START EXERCISE DATA
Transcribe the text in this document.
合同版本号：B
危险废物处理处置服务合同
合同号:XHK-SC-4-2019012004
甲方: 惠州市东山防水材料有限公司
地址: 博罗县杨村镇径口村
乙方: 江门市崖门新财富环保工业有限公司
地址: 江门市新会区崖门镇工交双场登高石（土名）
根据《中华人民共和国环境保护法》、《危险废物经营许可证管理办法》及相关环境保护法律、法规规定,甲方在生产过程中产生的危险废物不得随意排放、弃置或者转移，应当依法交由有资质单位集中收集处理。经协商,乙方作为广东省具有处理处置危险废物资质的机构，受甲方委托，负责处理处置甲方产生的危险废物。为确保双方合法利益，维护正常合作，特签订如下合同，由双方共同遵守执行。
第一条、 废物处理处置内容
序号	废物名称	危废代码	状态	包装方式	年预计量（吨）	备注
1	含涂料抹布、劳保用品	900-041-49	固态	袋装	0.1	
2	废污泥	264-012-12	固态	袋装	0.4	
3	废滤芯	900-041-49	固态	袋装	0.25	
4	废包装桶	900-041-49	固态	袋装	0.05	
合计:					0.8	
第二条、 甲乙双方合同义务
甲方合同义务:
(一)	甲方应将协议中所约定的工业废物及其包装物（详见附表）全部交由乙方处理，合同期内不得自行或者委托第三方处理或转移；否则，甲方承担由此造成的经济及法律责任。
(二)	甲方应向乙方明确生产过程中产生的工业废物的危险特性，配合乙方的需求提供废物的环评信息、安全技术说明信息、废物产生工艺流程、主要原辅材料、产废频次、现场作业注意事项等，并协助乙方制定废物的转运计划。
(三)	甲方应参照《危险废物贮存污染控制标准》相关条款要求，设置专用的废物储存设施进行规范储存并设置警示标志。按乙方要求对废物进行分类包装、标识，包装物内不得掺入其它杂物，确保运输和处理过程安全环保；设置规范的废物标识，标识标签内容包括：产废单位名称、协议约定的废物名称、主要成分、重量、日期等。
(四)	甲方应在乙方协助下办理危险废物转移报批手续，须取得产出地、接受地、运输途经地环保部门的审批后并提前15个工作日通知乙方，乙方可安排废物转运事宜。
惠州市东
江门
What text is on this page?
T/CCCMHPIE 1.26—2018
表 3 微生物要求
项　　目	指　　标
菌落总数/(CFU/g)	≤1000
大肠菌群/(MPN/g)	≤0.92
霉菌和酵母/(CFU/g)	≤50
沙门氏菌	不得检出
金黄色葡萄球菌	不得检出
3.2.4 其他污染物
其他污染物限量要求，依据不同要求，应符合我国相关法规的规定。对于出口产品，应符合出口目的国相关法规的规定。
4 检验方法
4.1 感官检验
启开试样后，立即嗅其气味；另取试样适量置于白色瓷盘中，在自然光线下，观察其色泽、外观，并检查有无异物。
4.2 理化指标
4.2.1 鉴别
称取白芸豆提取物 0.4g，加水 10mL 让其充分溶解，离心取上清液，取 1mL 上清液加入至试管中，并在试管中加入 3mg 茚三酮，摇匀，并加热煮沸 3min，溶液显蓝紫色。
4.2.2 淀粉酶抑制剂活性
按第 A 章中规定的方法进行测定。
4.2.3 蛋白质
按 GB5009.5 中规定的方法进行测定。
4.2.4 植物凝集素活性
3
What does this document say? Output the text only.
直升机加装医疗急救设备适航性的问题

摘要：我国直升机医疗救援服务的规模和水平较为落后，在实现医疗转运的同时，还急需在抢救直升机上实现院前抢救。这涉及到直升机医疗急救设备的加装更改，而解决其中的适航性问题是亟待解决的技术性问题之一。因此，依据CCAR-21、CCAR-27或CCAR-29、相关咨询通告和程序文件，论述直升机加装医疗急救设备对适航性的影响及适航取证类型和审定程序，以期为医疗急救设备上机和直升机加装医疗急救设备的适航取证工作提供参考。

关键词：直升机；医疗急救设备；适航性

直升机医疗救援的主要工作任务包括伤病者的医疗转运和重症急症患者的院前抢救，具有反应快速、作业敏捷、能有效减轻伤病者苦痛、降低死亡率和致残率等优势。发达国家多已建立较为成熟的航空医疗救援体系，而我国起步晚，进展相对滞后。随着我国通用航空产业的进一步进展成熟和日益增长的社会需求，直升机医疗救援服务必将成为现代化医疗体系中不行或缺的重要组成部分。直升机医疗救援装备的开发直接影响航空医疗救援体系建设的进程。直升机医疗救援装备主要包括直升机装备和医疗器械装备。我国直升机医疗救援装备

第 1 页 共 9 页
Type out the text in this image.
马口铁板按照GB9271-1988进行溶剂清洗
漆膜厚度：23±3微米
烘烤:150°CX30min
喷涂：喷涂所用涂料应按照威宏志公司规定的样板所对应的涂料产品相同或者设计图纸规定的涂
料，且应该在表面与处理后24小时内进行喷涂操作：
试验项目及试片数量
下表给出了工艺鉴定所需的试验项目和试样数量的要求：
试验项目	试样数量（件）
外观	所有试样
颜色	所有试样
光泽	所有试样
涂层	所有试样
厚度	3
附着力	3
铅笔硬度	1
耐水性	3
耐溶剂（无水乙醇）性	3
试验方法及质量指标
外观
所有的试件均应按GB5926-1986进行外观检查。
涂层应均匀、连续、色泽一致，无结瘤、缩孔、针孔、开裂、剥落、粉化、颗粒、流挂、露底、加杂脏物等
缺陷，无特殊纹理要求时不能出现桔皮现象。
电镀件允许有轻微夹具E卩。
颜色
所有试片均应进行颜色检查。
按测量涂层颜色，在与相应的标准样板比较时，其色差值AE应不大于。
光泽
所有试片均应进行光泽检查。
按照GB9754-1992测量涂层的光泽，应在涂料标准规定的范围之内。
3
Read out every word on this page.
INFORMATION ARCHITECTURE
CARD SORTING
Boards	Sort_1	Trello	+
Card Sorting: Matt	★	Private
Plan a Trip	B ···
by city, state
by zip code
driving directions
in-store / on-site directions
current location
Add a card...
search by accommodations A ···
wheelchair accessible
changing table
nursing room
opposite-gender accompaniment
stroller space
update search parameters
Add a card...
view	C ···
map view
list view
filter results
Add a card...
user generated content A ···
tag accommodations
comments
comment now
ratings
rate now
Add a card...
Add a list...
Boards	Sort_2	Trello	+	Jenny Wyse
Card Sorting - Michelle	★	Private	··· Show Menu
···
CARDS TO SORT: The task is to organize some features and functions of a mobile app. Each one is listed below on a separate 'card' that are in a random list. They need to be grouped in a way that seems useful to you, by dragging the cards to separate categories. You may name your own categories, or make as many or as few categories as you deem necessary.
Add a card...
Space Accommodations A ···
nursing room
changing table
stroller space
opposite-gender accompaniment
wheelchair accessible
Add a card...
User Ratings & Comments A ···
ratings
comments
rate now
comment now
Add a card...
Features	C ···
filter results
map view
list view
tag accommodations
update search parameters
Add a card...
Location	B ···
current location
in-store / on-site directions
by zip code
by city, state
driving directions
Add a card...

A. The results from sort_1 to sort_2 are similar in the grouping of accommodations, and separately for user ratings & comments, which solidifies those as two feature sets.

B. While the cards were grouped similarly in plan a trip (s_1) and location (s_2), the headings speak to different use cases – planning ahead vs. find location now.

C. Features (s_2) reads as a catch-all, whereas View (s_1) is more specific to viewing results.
END EXERCISE DATA
▶ OBJECTIVE
Print every record above exactly as written.

▶ CORRECT RESULT
Transcribe the text in this document.
合同版本号：B
危险废物处理处置服务合同
合同号:XHK-SC-4-2019012004
甲方: 惠州市东山防水材料有限公司
地址: 博罗县杨村镇径口村
乙方: 江门市崖门新财富环保工业有限公司
地址: 江门市新会区崖门镇工交双场登高石（土名）
根据《中华人民共和国环境保护法》、《危险废物经营许可证管理办法》及相关环境保护法律、法规规定,甲方在生产过程中产生的危险废物不得随意排放、弃置或者转移，应当依法交由有资质单位集中收集处理。经协商,乙方作为广东省具有处理处置危险废物资质的机构，受甲方委托，负责处理处置甲方产生的危险废物。为确保双方合法利益，维护正常合作，特签订如下合同，由双方共同遵守执行。
第一条、 废物处理处置内容
序号	废物名称	危废代码	状态	包装方式	年预计量（吨）	备注
1	含涂料抹布、劳保用品	900-041-49	固态	袋装	0.1	
2	废污泥	264-012-12	固态	袋装	0.4	
3	废滤芯	900-041-49	固态	袋装	0.25	
4	废包装桶	900-041-49	固态	袋装	0.05	
合计:					0.8	
第二条、 甲乙双方合同义务
甲方合同义务:
(一)	甲方应将协议中所约定的工业废物及其包装物（详见附表）全部交由乙方处理，合同期内不得自行或者委托第三方处理或转移；否则，甲方承担由此造成的经济及法律责任。
(二)	甲方应向乙方明确生产过程中产生的工业废物的危险特性，配合乙方的需求提供废物的环评信息、安全技术说明信息、废物产生工艺流程、主要原辅材料、产废频次、现场作业注意事项等，并协助乙方制定废物的转运计划。
(三)	甲方应参照《危险废物贮存污染控制标准》相关条款要求，设置专用的废物储存设施进行规范储存并设置警示标志。按乙方要求对废物进行分类包装、标识，包装物内不得掺入其它杂物，确保运输和处理过程安全环保；设置规范的废物标识，标识标签内容包括：产废单位名称、协议约定的废物名称、主要成分、重量、日期等。
(四)	甲方应在乙方协助下办理危险废物转移报批手续，须取得产出地、接受地、运输途经地环保部门的审批后并提前15个工作日通知乙方，乙方可安排废物转运事宜。
惠州市东
江门
What text is on this page?
T/CCCMHPIE 1.26—2018
表 3 微生物要求
项　　目	指　　标
菌落总数/(CFU/g)	≤1000
大肠菌群/(MPN/g)	≤0.92
霉菌和酵母/(CFU/g)	≤50
沙门氏菌	不得检出
金黄色葡萄球菌	不得检出
3.2.4 其他污染物
其他污染物限量要求，依据不同要求，应符合我国相关法规的规定。对于出口产品，应符合出口目的国相关法规的规定。
4 检验方法
4.1 感官检验
启开试样后，立即嗅其气味；另取试样适量置于白色瓷盘中，在自然光线下，观察其色泽、外观，并检查有无异物。
4.2 理化指标
4.2.1 鉴别
称取白芸豆提取物 0.4g，加水 10mL 让其充分溶解，离心取上清液，取 1mL 上清液加入至试管中，并在试管中加入 3mg 茚三酮，摇匀，并加热煮沸 3min，溶液显蓝紫色。
4.2.2 淀粉酶抑制剂活性
按第 A 章中规定的方法进行测定。
4.2.3 蛋白质
按 GB5009.5 中规定的方法进行测定。
4.2.4 植物凝集素活性
3
What does this document say? Output the text only.
直升机加装医疗急救设备适航性的问题

摘要：我国直升机医疗救援服务的规模和水平较为落后，在实现医疗转运的同时，还急需在抢救直升机上实现院前抢救。这涉及到直升机医疗急救设备的加装更改，而解决其中的适航性问题是亟待解决的技术性问题之一。因此，依据CCAR-21、CCAR-27或CCAR-29、相关咨询通告和程序文件，论述直升机加装医疗急救设备对适航性的影响及适航取证类型和审定程序，以期为医疗急救设备上机和直升机加装医疗急救设备的适航取证工作提供参考。

关键词：直升机；医疗急救设备；适航性

直升机医疗救援的主要工作任务包括伤病者的医疗转运和重症急症患者的院前抢救，具有反应快速、作业敏捷、能有效减轻伤病者苦痛、降低死亡率和致残率等优势。发达国家多已建立较为成熟的航空医疗救援体系，而我国起步晚，进展相对滞后。随着我国通用航空产业的进一步进展成熟和日益增长的社会需求，直升机医疗救援服务必将成为现代化医疗体系中不行或缺的重要组成部分。直升机医疗救援装备的开发直接影响航空医疗救援体系建设的进程。直升机医疗救援装备主要包括直升机装备和医疗器械装备。我国直升机医疗救援装备

第 1 页 共 9 页
Type out the text in this image.
马口铁板按照GB9271-1988进行溶剂清洗
漆膜厚度：23±3微米
烘烤:150°CX30min
喷涂：喷涂所用涂料应按照威宏志公司规定的样板所对应的涂料产品相同或者设计图纸规定的涂
料，且应该在表面与处理后24小时内进行喷涂操作：
试验项目及试片数量
下表给出了工艺鉴定所需的试验项目和试样数量的要求：
试验项目	试样数量（件）
外观	所有试样
颜色	所有试样
光泽	所有试样
涂层	所有试样
厚度	3
附着力	3
铅笔硬度	1
耐水性	3
耐溶剂（无水乙醇）性	3
试验方法及质量指标
外观
所有的试件均应按GB5926-1986进行外观检查。
涂层应均匀、连续、色泽一致，无结瘤、缩孔、针孔、开裂、剥落、粉化、颗粒、流挂、露底、加杂脏物等
缺陷，无特殊纹理要求时不能出现桔皮现象。
电镀件允许有轻微夹具E卩。
颜色
所有试片均应进行颜色检查。
按测量涂层颜色，在与相应的标准样板比较时，其色差值AE应不大于。
光泽
所有试片均应进行光泽检查。
按照GB9754-1992测量涂层的光泽，应在涂料标准规定的范围之内。
3
Read out every word on this page.
INFORMATION ARCHITECTURE
CARD SORTING
Boards	Sort_1	Trello	+
Card Sorting: Matt	★	Private
Plan a Trip	B ···
by city, state
by zip code
driving directions
in-store / on-site directions
current location
Add a card...
search by accommodations A ···
wheelchair accessible
changing table
nursing room
opposite-gender accompaniment
stroller space
update search parameters
Add a card...
view	C ···
map view
list view
filter results
Add a card...
user generated content A ···
tag accommodations
comments
comment now
ratings
rate now
Add a card...
Add a list...
Boards	Sort_2	Trello	+	Jenny Wyse
Card Sorting - Michelle	★	Private	··· Show Menu
···
CARDS TO SORT: The task is to organize some features and functions of a mobile app. Each one is listed below on a separate 'card' that are in a random list. They need to be grouped in a way that seems useful to you, by dragging the cards to separate categories. You may name your own categories, or make as many or as few categories as you deem necessary.
Add a card...
Space Accommodations A ···
nursing room
changing table
stroller space
opposite-gender accompaniment
wheelchair accessible
Add a card...
User Ratings & Comments A ···
ratings
comments
rate now
comment now
Add a card...
Features	C ···
filter results
map view
list view
tag accommodations
update search parameters
Add a card...
Location	B ···
current location
in-store / on-site directions
by zip code
by city, state
driving directions
Add a card...

A. The results from sort_1 to sort_2 are similar in the grouping of accommodations, and separately for user ratings & comments, which solidifies those as two feature sets.

B. While the cards were grouped similarly in plan a trip (s_1) and location (s_2), the headings speak to different use cases – planning ahead vs. find location now.

C. Features (s_2) reads as a catch-all, whereas View (s_1) is more specific to viewing results.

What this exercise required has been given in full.